> _Work to do_
Reproduce the material in full, unchanged.

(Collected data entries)
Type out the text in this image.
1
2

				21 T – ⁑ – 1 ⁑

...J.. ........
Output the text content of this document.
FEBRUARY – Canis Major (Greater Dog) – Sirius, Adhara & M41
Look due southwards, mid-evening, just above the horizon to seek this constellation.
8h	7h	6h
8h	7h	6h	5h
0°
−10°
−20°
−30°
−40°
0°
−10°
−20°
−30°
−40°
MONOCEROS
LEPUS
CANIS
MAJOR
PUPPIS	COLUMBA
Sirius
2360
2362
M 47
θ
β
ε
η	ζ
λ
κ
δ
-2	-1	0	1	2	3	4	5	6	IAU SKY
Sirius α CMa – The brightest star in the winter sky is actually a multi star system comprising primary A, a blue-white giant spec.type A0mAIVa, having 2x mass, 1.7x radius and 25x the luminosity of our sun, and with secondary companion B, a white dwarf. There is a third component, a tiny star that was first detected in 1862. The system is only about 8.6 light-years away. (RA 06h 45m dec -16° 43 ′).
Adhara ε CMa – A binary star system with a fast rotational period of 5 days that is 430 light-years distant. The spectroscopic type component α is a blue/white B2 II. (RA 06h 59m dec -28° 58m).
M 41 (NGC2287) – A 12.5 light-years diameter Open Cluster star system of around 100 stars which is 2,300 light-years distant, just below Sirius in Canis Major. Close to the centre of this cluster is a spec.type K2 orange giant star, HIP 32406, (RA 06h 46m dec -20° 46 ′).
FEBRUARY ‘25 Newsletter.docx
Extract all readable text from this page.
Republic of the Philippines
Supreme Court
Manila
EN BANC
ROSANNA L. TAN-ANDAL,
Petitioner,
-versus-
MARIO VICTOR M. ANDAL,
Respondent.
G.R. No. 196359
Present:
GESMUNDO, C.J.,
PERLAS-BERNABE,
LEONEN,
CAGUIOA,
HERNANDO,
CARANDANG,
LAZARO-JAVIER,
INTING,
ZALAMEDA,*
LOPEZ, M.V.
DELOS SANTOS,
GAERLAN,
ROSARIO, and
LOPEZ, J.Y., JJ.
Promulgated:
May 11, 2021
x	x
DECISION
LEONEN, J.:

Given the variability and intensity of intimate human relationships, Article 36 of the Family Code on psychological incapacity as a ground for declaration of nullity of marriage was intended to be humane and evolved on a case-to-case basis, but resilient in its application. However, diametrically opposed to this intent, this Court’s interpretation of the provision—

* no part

> _The completed task_
Type out the text in this image.
1
2

				21 T – ⁑ – 1 ⁑

...J.. ........
Output the text content of this document.
FEBRUARY – Canis Major (Greater Dog) – Sirius, Adhara & M41
Look due southwards, mid-evening, just above the horizon to seek this constellation.
8h	7h	6h
8h	7h	6h	5h
0°
−10°
−20°
−30°
−40°
0°
−10°
−20°
−30°
−40°
MONOCEROS
LEPUS
CANIS
MAJOR
PUPPIS	COLUMBA
Sirius
2360
2362
M 47
θ
β
ε
η	ζ
λ
κ
δ
-2	-1	0	1	2	3	4	5	6	IAU SKY
Sirius α CMa – The brightest star in the winter sky is actually a multi star system comprising primary A, a blue-white giant spec.type A0mAIVa, having 2x mass, 1.7x radius and 25x the luminosity of our sun, and with secondary companion B, a white dwarf. There is a third component, a tiny star that was first detected in 1862. The system is only about 8.6 light-years away. (RA 06h 45m dec -16° 43 ′).
Adhara ε CMa – A binary star system with a fast rotational period of 5 days that is 430 light-years distant. The spectroscopic type component α is a blue/white B2 II. (RA 06h 59m dec -28° 58m).
M 41 (NGC2287) – A 12.5 light-years diameter Open Cluster star system of around 100 stars which is 2,300 light-years distant, just below Sirius in Canis Major. Close to the centre of this cluster is a spec.type K2 orange giant star, HIP 32406, (RA 06h 46m dec -20° 46 ′).
FEBRUARY ‘25 Newsletter.docx
Extract all readable text from this page.
Republic of the Philippines
Supreme Court
Manila
EN BANC
ROSANNA L. TAN-ANDAL,
Petitioner,
-versus-
MARIO VICTOR M. ANDAL,
Respondent.
G.R. No. 196359
Present:
GESMUNDO, C.J.,
PERLAS-BERNABE,
LEONEN,
CAGUIOA,
HERNANDO,
CARANDANG,
LAZARO-JAVIER,
INTING,
ZALAMEDA,*
LOPEZ, M.V.
DELOS SANTOS,
GAERLAN,
ROSARIO, and
LOPEZ, J.Y., JJ.
Promulgated:
May 11, 2021
x	x
DECISION
LEONEN, J.:

Given the variability and intensity of intimate human relationships, Article 36 of the Family Code on psychological incapacity as a ground for declaration of nullity of marriage was intended to be humane and evolved on a case-to-case basis, but resilient in its application. However, diametrically opposed to this intent, this Court’s interpretation of the provision—

* no part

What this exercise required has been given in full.